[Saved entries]
##############################

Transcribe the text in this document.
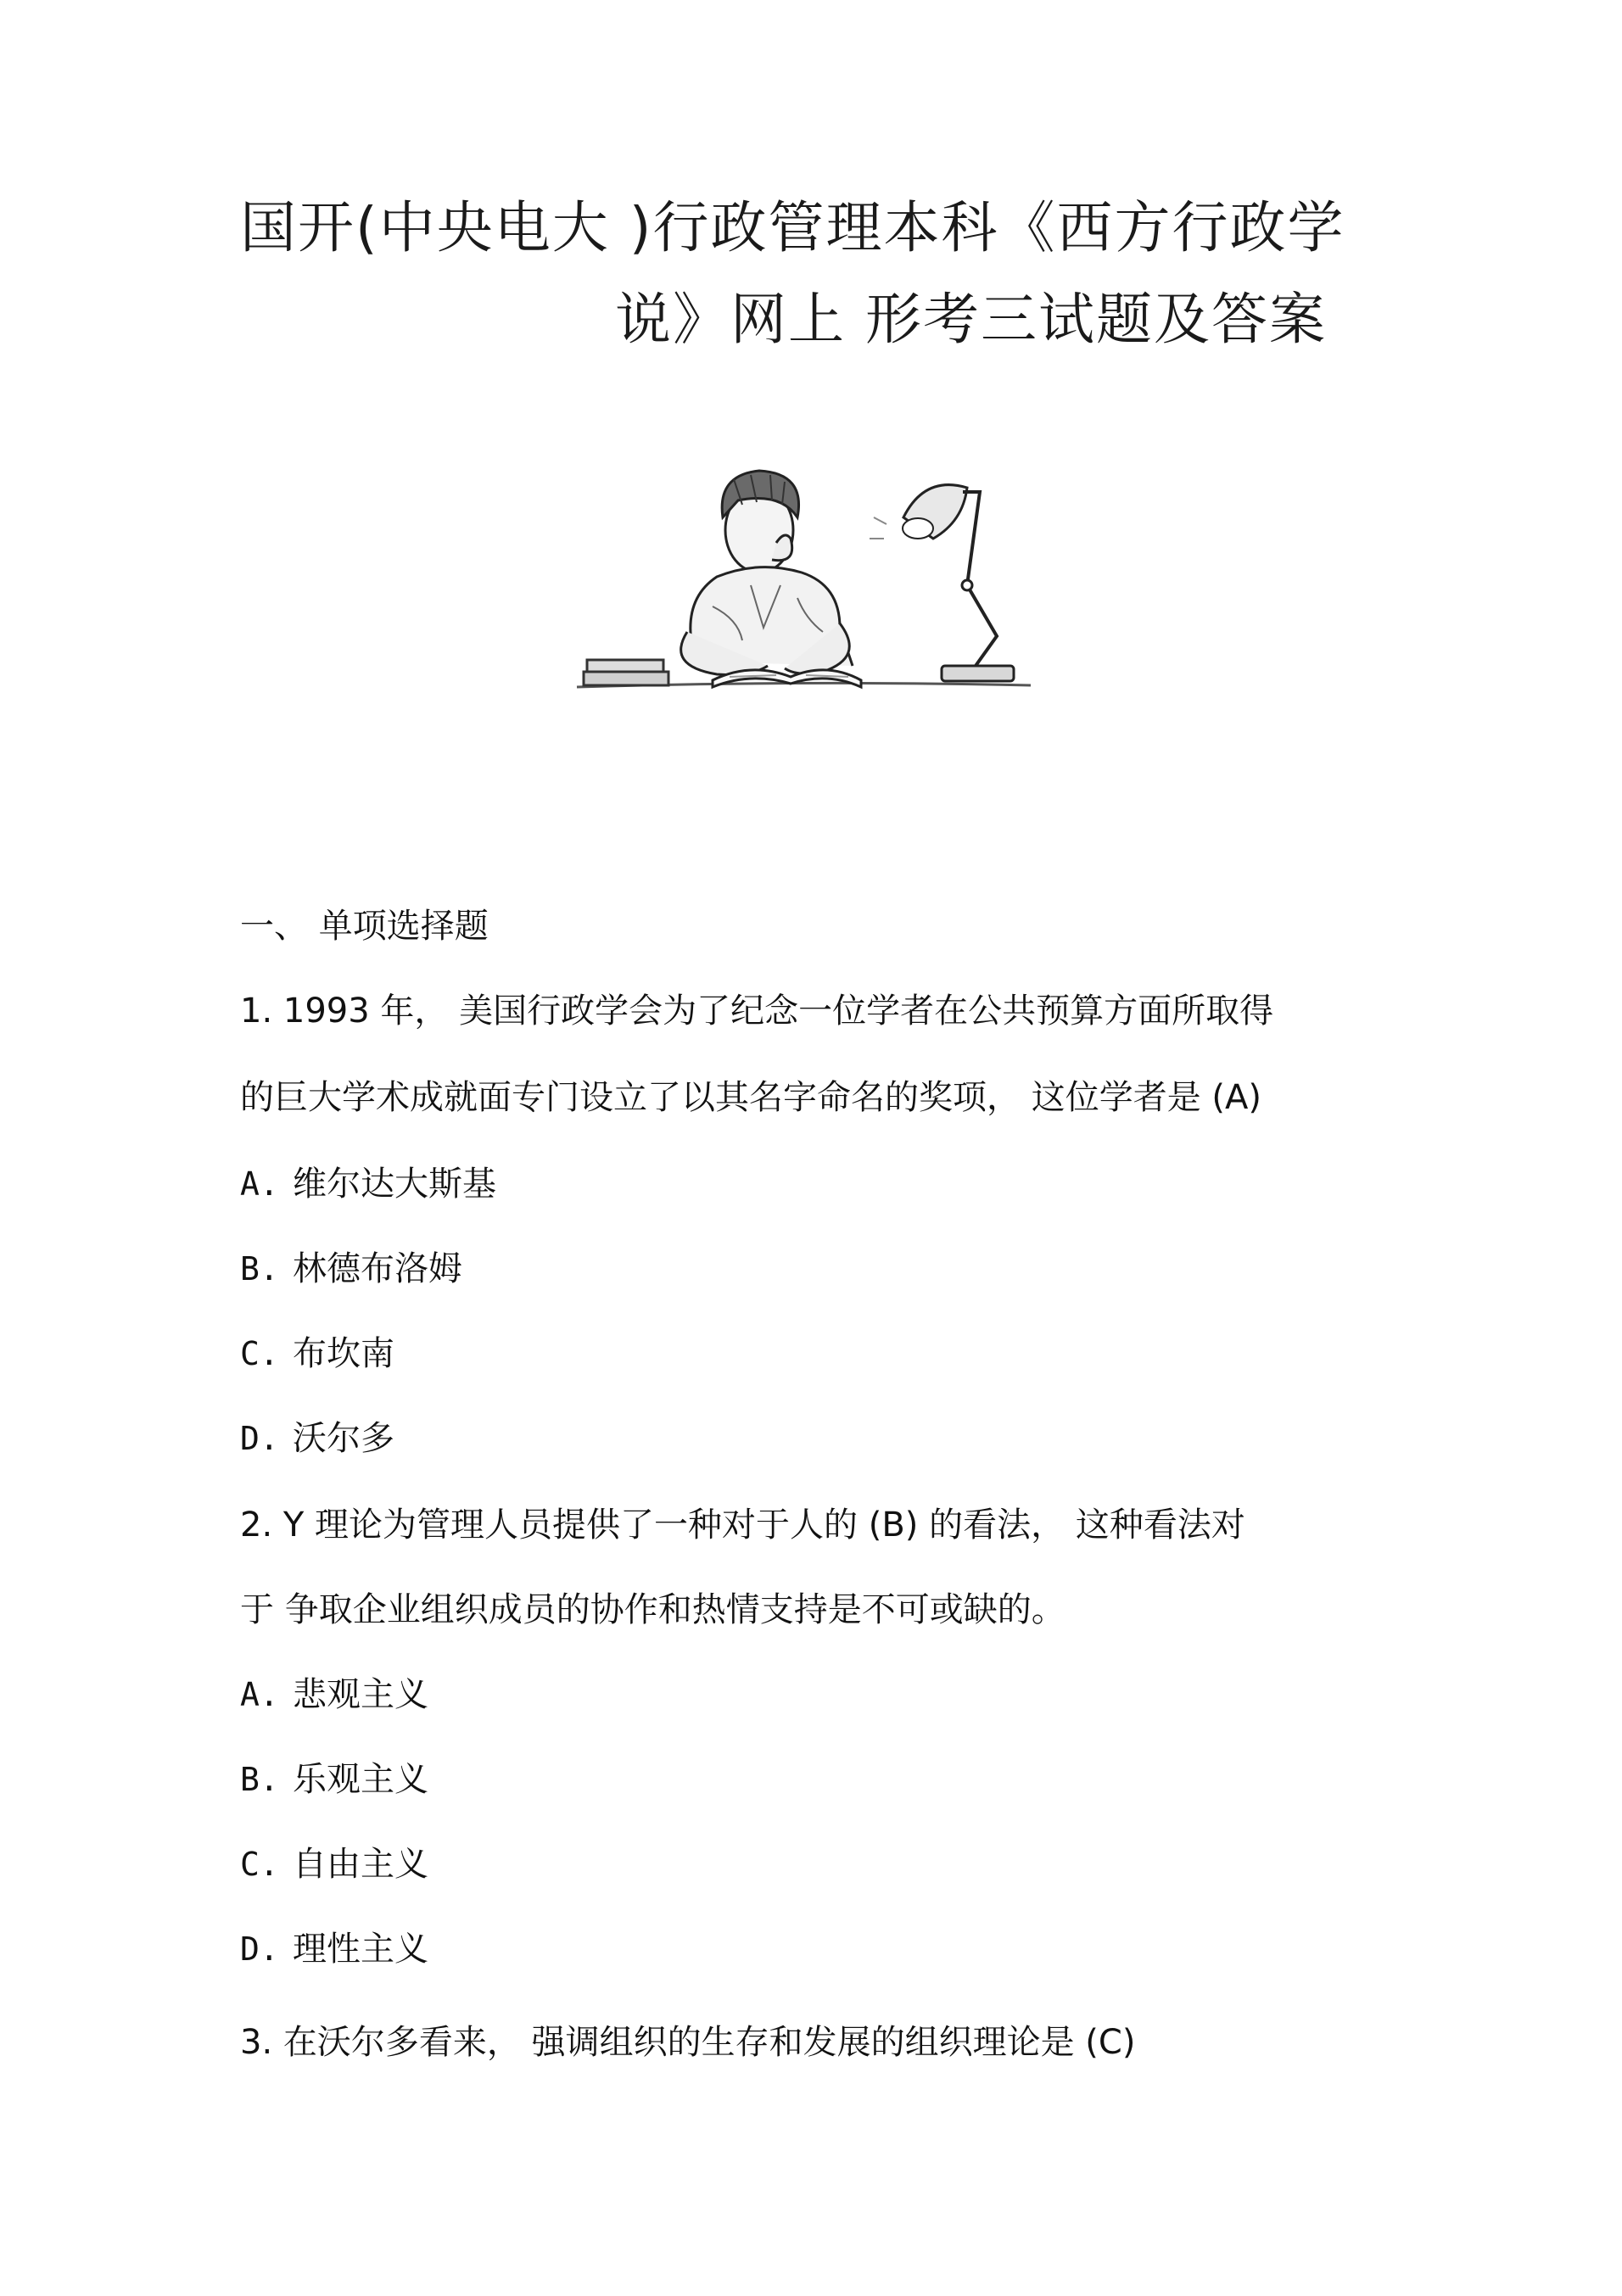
国开(中央电大 )行政管理本科《西方行政学
说》网上 形考三试题及答案
一、 单项选择题
1. 1993 年， 美国行政学会为了纪念一位学者在公共预算方面所取得
的巨大学术成就面专门设立了以其名字命名的奖项， 这位学者是 (A)
A. 维尔达大斯基
B. 林德布洛姆
C. 布坎南
D. 沃尔多
2. Y 理论为管理人员提供了一种对于人的 (B) 的看法， 这种看法对
于 争取企业组织成员的协作和热情支持是不可或缺的。
A. 悲观主义
B. 乐观主义
C. 自由主义
D. 理性主义
3. 在沃尔多看来， 强调组织的生存和发展的组织理论是 (C)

##############################

## EXERCISE REQUIREMENTS
Can the entries above be repeated exactly, without their pictures?

## FINAL RESULT
Transcribe the text in this document.
国开(中央电大 )行政管理本科《西方行政学
说》网上 形考三试题及答案
一、 单项选择题
1. 1993 年， 美国行政学会为了纪念一位学者在公共预算方面所取得
的巨大学术成就面专门设立了以其名字命名的奖项， 这位学者是 (A)
A. 维尔达大斯基
B. 林德布洛姆
C. 布坎南
D. 沃尔多
2. Y 理论为管理人员提供了一种对于人的 (B) 的看法， 这种看法对
于 争取企业组织成员的协作和热情支持是不可或缺的。
A. 悲观主义
B. 乐观主义
C. 自由主义
D. 理性主义
3. 在沃尔多看来， 强调组织的生存和发展的组织理论是 (C)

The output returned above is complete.